Aim =>
Check every line below for the string "JSON", and copy the lines that contain it.

Given entries =>

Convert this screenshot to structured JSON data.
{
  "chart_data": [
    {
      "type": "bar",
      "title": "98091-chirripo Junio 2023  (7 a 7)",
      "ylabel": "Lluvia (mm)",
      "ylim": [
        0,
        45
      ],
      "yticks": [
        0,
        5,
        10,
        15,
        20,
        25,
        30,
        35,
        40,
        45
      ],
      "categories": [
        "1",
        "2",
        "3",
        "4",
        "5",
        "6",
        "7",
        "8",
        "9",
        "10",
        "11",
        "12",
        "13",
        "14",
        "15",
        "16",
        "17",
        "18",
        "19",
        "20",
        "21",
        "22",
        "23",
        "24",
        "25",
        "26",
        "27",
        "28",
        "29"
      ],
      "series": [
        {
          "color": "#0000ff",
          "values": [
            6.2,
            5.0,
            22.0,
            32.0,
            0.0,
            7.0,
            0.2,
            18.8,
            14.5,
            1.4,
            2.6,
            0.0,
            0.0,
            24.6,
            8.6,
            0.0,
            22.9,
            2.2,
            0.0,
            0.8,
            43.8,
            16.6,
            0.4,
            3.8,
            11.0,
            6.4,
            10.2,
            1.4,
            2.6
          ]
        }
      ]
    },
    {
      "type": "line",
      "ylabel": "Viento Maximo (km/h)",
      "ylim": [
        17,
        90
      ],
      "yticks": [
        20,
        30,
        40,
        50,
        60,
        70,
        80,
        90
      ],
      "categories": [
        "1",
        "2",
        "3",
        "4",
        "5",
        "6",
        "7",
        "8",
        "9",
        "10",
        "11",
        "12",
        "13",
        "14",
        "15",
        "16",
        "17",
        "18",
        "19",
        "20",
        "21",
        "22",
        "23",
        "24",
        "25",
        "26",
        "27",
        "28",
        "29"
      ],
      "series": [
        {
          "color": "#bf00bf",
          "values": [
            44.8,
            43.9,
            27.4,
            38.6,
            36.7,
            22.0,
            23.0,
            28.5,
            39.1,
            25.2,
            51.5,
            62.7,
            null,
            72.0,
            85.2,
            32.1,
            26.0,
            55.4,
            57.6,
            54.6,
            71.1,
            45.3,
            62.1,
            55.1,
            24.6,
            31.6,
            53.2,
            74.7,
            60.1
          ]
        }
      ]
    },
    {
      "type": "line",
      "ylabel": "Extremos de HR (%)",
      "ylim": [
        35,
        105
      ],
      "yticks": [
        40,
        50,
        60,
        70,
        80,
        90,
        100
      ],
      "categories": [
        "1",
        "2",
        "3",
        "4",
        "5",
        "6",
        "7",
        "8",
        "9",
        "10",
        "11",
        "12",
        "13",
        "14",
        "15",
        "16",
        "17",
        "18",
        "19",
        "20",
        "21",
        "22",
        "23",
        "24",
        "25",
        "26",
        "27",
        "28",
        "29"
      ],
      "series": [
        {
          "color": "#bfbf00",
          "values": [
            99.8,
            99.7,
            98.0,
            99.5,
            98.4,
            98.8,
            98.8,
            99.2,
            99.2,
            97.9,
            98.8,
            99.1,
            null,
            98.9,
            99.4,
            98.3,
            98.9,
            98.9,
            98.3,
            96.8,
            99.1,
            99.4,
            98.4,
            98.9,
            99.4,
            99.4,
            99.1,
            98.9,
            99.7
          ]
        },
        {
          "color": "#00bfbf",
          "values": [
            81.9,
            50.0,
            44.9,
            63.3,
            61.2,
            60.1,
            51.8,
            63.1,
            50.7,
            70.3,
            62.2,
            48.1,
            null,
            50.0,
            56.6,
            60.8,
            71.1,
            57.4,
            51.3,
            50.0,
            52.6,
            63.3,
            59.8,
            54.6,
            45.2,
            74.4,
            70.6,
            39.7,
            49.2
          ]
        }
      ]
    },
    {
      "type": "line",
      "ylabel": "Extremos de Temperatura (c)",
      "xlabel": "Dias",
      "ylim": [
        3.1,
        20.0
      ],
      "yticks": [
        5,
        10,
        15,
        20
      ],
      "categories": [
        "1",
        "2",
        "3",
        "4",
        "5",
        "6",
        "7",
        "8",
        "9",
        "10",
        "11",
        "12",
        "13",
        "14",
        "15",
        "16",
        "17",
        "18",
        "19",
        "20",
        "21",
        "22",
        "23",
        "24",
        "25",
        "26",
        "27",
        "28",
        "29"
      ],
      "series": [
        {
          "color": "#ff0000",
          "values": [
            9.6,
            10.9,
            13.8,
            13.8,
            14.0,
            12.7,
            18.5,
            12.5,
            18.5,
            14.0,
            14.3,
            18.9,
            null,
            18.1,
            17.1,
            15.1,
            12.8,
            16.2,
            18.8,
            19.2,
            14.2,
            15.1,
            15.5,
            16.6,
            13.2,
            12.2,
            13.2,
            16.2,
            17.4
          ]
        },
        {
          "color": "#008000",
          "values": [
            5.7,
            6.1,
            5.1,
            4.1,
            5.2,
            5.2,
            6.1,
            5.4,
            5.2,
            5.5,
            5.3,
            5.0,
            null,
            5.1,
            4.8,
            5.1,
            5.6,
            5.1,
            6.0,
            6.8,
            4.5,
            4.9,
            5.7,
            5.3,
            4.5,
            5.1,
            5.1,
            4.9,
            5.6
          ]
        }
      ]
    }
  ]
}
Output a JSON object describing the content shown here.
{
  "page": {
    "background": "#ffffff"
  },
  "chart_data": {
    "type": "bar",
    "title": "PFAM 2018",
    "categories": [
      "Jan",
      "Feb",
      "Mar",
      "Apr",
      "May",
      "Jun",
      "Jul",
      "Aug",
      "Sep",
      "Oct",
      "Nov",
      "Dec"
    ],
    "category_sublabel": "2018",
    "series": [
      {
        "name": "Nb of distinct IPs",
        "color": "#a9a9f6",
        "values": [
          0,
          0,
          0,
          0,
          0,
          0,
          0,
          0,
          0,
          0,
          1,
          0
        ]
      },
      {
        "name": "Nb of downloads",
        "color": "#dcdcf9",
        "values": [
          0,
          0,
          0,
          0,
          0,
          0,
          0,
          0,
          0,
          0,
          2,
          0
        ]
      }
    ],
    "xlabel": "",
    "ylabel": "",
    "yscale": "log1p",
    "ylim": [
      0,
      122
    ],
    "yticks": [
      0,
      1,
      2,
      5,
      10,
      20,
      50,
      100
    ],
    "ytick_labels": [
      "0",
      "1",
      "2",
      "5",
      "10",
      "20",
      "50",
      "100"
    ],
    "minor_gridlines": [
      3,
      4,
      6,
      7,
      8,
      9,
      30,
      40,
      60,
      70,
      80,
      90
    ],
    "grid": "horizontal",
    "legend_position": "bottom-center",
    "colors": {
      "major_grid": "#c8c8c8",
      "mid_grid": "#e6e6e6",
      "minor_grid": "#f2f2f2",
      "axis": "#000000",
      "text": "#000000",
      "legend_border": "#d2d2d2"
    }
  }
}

Correct answer =>
Convert this screenshot to structured JSON data.
Output a JSON object describing the content shown here.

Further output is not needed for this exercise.